>> Begin

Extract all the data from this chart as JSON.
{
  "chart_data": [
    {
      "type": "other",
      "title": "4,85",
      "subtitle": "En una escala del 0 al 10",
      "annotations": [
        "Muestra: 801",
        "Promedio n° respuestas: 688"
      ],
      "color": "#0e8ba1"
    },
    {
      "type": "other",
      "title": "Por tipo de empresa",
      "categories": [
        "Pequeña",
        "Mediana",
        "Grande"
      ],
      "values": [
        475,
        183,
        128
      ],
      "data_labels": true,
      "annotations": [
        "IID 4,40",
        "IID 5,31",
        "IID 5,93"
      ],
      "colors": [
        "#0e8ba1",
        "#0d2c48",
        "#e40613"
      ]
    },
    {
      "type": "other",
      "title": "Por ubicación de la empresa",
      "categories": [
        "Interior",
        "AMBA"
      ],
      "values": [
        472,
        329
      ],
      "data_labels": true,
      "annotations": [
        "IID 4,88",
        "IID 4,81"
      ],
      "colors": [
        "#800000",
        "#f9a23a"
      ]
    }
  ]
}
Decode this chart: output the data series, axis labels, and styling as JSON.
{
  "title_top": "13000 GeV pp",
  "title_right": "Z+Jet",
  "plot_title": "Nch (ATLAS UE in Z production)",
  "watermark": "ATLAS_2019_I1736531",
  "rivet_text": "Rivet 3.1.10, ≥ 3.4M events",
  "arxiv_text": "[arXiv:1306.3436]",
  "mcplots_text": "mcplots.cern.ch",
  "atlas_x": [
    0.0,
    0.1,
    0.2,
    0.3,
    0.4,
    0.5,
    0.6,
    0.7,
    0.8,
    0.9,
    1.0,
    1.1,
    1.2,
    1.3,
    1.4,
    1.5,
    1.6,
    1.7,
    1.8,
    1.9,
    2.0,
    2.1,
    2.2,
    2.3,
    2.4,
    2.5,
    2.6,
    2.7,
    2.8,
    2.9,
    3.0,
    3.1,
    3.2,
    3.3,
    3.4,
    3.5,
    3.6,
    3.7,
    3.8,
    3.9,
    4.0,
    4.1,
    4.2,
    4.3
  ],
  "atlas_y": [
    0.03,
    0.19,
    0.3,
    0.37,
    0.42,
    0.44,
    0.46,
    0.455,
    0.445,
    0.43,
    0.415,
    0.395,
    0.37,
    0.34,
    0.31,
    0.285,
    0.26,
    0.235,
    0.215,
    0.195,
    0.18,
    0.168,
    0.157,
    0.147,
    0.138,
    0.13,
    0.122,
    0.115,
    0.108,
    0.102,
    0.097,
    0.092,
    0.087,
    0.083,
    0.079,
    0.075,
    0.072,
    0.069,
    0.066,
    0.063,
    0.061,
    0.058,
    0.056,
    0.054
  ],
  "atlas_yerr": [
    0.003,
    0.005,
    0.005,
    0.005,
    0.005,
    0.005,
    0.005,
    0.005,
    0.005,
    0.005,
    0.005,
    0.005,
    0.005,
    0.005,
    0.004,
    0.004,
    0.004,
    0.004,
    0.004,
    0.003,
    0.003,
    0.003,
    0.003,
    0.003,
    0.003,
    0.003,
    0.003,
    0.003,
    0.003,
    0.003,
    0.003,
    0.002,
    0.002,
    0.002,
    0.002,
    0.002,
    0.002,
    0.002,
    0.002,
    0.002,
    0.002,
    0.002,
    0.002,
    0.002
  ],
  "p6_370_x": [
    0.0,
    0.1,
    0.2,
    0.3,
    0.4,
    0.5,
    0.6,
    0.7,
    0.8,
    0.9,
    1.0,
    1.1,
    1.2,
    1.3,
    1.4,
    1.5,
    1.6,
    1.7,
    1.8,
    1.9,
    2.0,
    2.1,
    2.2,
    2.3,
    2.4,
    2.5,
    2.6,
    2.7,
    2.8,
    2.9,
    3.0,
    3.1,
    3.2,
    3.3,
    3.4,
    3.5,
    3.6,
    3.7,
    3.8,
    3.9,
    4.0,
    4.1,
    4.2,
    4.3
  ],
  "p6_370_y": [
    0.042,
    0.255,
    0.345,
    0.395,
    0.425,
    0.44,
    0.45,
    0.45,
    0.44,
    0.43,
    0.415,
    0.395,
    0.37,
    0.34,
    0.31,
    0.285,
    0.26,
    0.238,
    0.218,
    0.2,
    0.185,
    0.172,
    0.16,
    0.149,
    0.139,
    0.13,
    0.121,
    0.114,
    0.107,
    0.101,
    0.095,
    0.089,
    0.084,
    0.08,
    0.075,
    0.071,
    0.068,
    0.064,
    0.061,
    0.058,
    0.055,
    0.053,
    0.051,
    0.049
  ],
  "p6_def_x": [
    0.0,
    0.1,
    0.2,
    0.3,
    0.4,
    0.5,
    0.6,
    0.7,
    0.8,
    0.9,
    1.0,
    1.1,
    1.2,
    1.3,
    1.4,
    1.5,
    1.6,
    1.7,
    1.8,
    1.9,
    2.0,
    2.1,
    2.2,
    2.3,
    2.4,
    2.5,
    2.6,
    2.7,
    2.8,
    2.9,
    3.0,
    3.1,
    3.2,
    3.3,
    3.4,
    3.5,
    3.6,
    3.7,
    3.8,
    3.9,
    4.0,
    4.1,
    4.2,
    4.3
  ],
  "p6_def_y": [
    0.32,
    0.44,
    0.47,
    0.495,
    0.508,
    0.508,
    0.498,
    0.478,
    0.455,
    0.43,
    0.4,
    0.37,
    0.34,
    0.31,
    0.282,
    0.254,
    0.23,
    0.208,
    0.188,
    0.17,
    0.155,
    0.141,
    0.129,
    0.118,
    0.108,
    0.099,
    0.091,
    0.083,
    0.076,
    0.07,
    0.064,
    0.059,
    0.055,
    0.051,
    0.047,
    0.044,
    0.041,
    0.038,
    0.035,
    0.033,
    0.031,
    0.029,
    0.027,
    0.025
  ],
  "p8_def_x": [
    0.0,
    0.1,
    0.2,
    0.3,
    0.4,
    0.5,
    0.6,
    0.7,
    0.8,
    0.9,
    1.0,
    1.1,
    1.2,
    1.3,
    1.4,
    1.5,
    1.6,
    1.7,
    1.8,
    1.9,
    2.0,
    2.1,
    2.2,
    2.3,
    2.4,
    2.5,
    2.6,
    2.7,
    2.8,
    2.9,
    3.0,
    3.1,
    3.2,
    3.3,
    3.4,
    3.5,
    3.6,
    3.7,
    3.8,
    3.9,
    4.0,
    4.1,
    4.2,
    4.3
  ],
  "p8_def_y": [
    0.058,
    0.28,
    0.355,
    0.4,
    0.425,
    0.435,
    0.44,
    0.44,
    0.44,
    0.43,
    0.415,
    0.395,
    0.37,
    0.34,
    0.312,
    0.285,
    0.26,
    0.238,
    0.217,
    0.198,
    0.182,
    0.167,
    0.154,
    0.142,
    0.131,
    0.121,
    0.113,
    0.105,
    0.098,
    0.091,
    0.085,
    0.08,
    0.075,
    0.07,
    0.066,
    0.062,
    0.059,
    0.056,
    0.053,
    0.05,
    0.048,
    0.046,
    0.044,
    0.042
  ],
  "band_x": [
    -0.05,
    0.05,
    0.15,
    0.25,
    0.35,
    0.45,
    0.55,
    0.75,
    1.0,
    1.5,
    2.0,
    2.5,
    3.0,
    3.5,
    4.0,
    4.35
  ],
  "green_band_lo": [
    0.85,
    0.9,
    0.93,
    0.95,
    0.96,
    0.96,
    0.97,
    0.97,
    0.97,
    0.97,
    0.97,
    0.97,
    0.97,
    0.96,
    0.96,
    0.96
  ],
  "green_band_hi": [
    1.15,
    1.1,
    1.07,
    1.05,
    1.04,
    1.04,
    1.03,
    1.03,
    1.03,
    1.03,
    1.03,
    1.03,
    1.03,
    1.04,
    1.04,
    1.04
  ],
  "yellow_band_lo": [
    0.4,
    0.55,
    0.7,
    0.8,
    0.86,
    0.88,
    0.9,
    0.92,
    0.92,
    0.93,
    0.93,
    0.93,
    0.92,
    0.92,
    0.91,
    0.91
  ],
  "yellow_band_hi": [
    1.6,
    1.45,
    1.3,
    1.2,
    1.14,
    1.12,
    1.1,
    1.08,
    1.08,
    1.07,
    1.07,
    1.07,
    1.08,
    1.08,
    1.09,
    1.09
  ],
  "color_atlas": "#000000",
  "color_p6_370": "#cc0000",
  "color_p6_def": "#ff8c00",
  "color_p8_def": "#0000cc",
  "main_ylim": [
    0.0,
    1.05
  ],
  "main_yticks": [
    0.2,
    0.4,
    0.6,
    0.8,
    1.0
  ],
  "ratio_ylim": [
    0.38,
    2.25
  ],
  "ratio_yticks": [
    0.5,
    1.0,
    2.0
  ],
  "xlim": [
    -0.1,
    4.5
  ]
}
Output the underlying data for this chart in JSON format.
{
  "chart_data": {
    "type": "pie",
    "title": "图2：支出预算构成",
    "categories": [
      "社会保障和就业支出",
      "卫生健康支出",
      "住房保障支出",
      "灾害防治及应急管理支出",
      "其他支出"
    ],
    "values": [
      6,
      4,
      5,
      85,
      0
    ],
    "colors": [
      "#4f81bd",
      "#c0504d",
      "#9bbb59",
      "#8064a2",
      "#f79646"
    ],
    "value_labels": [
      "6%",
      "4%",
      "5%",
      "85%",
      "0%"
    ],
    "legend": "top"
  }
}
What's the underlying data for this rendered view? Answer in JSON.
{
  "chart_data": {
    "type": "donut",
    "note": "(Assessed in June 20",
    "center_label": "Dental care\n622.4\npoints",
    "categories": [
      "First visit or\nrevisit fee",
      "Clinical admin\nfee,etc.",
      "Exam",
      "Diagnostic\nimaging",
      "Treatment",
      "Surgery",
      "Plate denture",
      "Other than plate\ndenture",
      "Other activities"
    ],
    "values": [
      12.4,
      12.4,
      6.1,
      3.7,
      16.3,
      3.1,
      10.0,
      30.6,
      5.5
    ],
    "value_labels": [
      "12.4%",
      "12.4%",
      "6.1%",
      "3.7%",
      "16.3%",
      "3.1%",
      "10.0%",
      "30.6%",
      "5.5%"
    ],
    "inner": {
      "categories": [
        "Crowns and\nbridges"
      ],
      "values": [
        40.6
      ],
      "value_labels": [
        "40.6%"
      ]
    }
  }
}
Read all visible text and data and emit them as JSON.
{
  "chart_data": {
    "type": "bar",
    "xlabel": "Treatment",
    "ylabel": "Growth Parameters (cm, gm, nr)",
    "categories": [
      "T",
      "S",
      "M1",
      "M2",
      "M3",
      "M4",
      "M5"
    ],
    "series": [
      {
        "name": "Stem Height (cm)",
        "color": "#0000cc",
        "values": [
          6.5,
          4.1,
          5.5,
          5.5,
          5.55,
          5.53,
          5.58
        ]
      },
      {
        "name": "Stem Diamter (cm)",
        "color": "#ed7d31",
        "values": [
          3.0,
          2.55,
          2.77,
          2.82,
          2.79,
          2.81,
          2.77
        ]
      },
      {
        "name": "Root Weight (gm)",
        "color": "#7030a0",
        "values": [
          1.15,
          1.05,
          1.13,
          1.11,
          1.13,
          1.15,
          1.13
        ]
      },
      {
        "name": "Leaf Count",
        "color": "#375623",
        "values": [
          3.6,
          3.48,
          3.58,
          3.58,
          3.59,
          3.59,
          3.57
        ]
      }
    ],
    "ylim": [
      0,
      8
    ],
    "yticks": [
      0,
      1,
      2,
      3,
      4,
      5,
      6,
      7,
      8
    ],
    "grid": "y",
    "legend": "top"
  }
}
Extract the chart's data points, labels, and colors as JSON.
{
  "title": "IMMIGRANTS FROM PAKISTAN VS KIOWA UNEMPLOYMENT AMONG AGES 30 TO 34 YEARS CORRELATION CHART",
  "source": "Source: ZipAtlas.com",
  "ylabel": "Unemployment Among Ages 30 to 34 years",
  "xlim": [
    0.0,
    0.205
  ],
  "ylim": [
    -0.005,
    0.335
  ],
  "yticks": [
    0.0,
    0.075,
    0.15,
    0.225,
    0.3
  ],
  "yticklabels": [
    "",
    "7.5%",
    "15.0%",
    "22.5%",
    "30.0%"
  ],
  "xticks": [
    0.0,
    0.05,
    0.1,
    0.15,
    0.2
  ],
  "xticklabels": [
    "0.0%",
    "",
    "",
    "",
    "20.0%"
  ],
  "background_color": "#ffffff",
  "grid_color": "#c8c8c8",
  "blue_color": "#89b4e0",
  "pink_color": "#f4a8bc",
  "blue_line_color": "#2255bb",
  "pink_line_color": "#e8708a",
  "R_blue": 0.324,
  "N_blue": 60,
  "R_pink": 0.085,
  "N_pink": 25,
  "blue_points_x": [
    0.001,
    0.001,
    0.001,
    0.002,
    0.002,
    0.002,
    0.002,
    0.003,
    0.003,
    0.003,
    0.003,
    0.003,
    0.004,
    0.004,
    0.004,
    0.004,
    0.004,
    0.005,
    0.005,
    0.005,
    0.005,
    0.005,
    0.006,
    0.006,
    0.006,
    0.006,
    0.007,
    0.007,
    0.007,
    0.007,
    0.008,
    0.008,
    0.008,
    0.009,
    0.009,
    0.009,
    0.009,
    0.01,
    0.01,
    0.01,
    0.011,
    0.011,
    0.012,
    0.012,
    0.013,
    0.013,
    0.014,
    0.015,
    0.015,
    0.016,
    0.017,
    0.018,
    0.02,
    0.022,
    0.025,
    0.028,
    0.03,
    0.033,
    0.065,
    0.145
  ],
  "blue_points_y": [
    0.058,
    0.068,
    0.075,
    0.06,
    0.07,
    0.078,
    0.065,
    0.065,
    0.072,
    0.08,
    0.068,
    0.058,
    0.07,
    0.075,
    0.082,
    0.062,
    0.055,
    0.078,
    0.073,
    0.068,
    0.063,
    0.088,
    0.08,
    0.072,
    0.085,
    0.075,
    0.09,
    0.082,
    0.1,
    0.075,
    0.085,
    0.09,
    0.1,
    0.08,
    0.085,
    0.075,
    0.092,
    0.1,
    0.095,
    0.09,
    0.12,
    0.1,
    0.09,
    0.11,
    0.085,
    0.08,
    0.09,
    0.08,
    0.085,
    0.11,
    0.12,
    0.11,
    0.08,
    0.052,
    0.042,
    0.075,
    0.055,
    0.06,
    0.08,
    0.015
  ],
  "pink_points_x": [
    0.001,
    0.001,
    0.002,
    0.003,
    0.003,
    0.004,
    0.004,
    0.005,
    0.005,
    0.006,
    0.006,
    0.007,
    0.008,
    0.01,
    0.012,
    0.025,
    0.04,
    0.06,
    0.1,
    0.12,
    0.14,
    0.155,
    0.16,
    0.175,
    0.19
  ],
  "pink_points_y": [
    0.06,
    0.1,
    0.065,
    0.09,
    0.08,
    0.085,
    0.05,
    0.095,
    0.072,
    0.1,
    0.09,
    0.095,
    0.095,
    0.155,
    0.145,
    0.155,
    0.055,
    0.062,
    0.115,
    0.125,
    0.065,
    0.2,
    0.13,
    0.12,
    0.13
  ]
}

>> End

## WHAT NEEDS TO BE DONE
Pull every line containing "this" from the material above.

## RESPONSE TO THE TASK
Extract all the data from this chart as JSON.
Decode this chart: output the data series, axis labels, and styling as JSON.
Output the underlying data for this chart in JSON format.
What's the underlying data for this rendered view? Answer in JSON.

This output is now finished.